## Document text
▼

Operations and Drilling Highlights

 

Average daily crude oil, NGL and natural gas sales volumes are as follows:

 

   

Year Ended

December 31,

2021

 

Oil (Bbls)

    8,225  

NGL (Bbls)

    613  

Gas (Mcf)

    2,795  

Total (Boe)

    9,304  

 

The Company's liquids production was 95% of total production on a Boe basis for the year ended December 31, 2021.

 

Costs incurred are as follows (in thousands):

 

   

Year ended

December 31,

2021

 

Unproved property acquisition costs

  $ 20,792  

Proved acquisition costs

    33,253  

Total acquisitions

    54,045  

Development costs

    45,852  

Exploration costs

    190,346  

Total finding and development costs

    290,243  

Asset retirement obligations

    1,844  

Total costs incurred

  $ 292,087  

 

Development and exploration/extension drilling activity is as follows:

 

   

Year Ended December 31, 2021

 
   

Development/

Service

   

Exploration/

Extension

 

Beginning wells in progress

          4  

Well spud

    9       41  

Successful wells

    (3

)

    (23

)

Ending wells in progress

    6       22  

 

During the year ended December 31, 2021, the Company successfully drilled twenty-six (26) horizontal wells, of which twenty-one (21) horizontal wells were located in Flat Top, including one (1) salt-water disposal well, and five (5) were located in Signal Peak. Also, we had an additional twenty-eight (28) wells in progress as of December 31, 2021. At Flat Top, we had four (4) wells being drilled, including three (3) horizontal wells and one (1) salt-water disposal well and twenty (20) horizontal wells in various stages of completion. At Signal Peak, we had two (2) horizontal wells being drilled and two (2) horizontal wells in various stages of completion.

▲

## Provided material

▼

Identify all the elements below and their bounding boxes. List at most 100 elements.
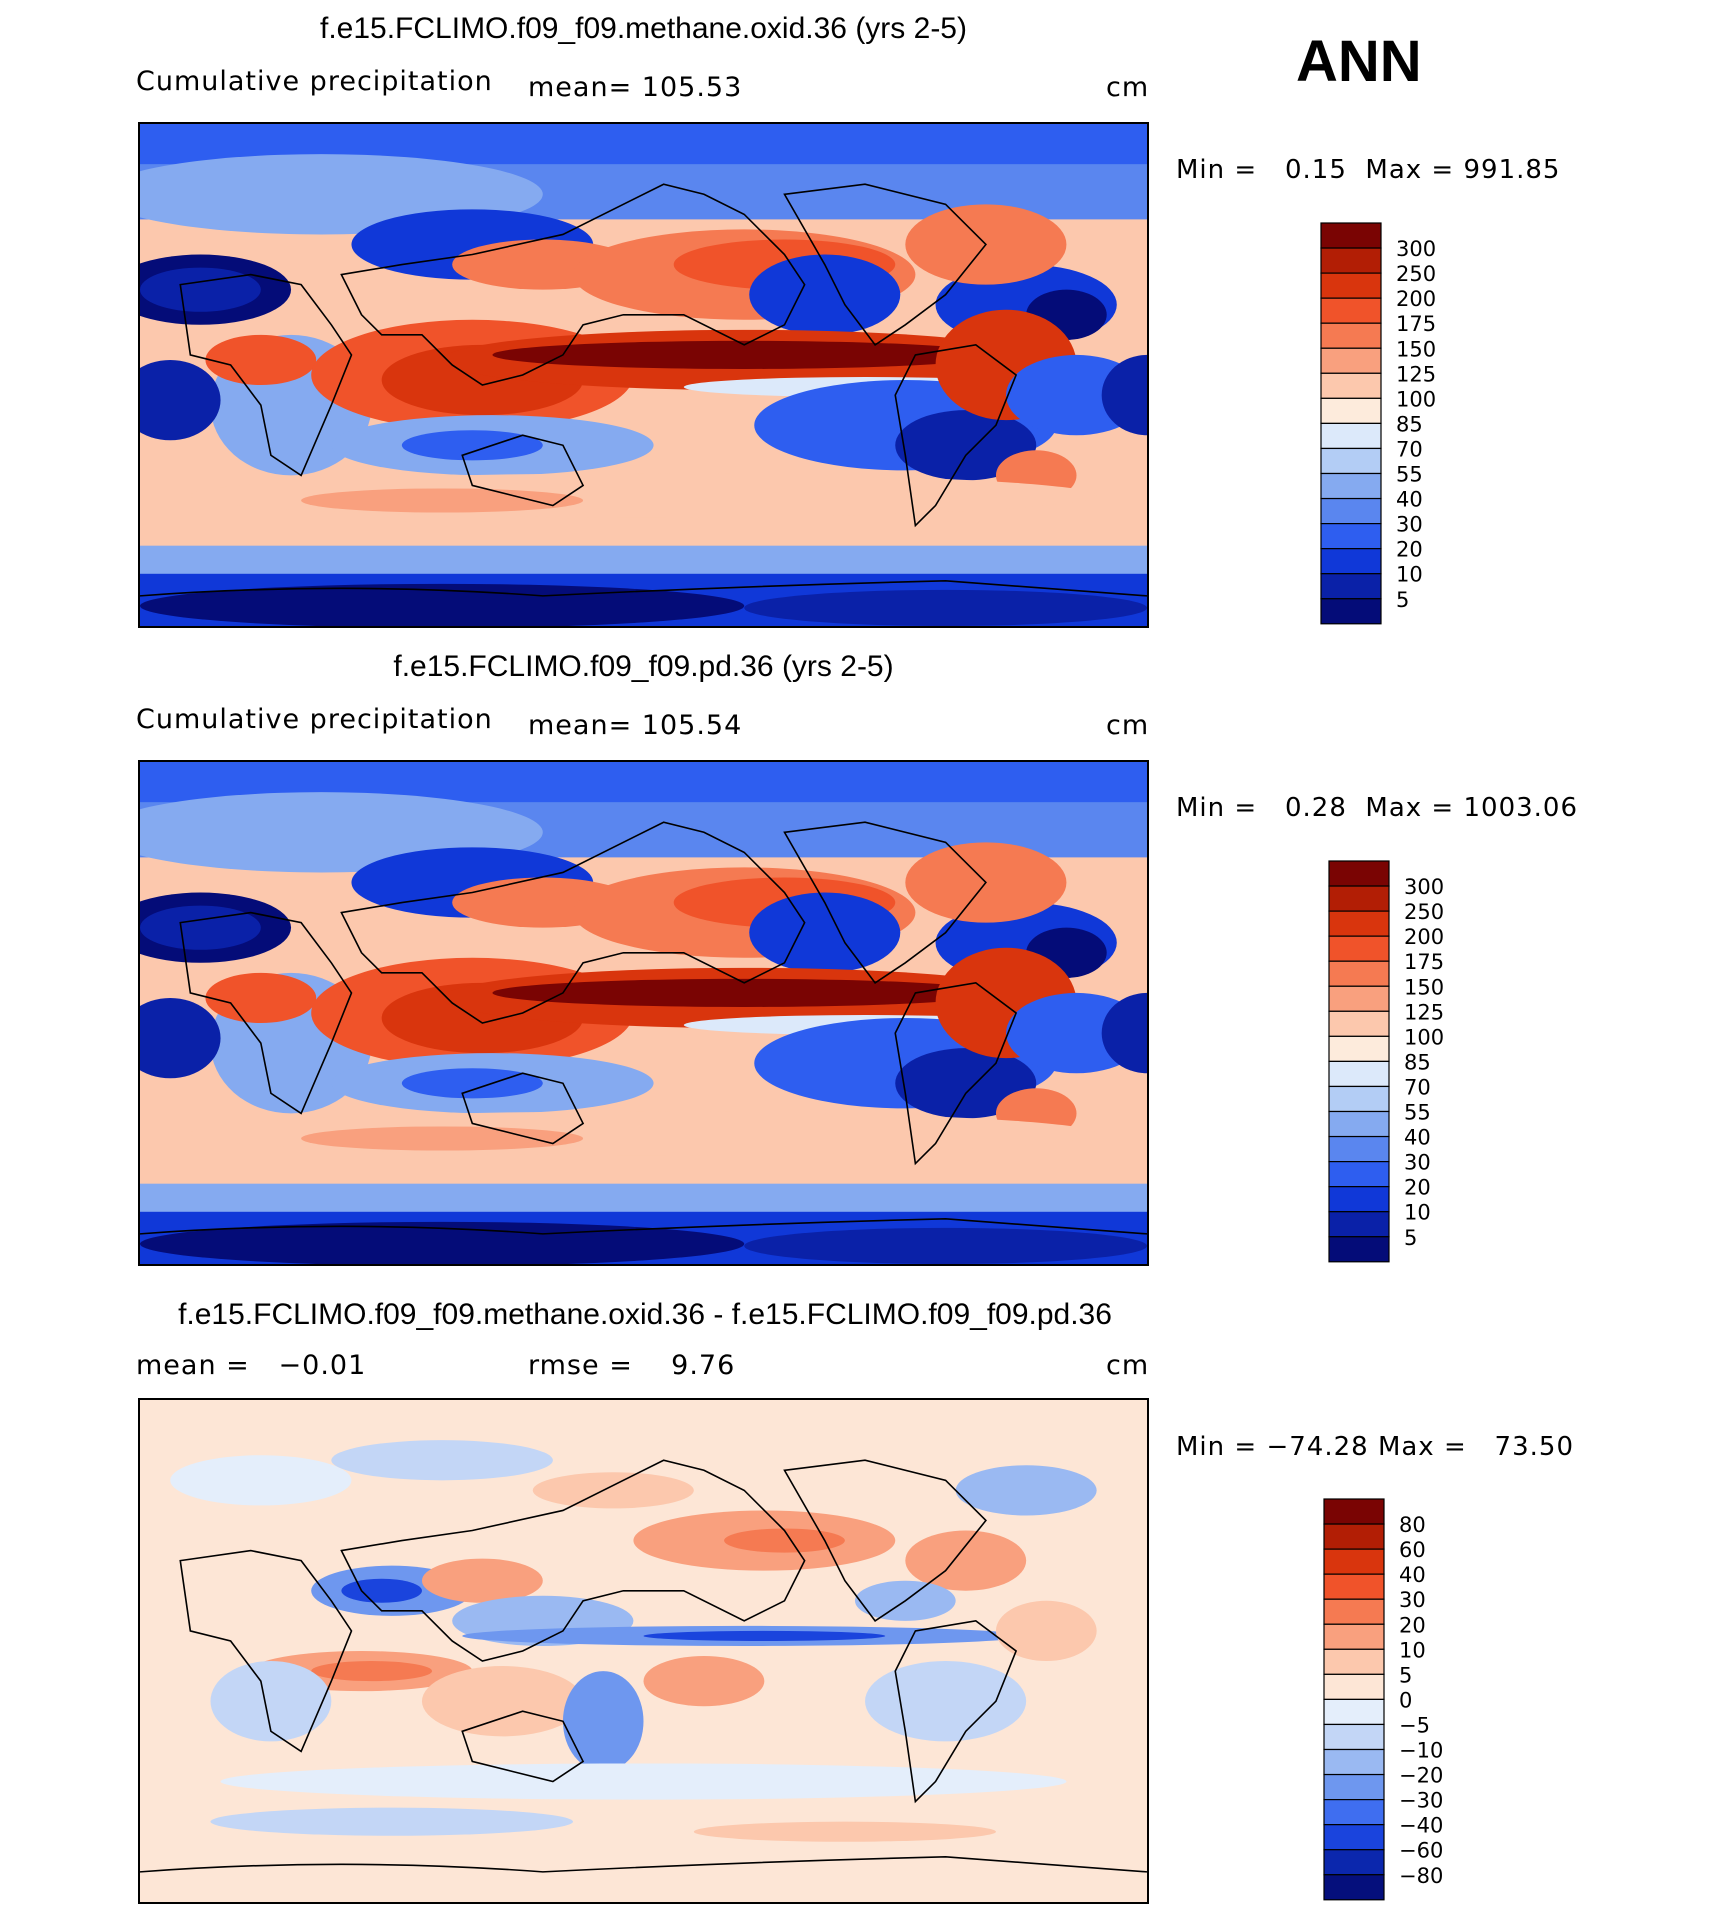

▲

## Written task A
Answer these questions using the drilling highlights text, giving each answer on its own line marked to match:
(i) What percentage of total production on a Boe basis came from liquids in the year ended December 31, 2021?
(ii) What amount in thousands does the text give for exploration costs?
(iii) How many of the successfully drilled horizontal wells were located in Signal Peak?
## Written task B
According to the drilling highlights text, how do the twenty-eight wells in progress as of December 31, 2021 divide by location and stage? Answer in one to three sentences.

## Expected answer A
(i) 95%
(ii) $190,346 thousand
(iii) Five

## Expected answer B
At Flat Top, four wells were being drilled (three horizontal wells and one salt-water disposal well) and twenty horizontal wells were in various stages of completion, for twenty-four wells. At Signal Peak, two horizontal wells were being drilled and two were in various stages of completion. Together these make twenty-eight.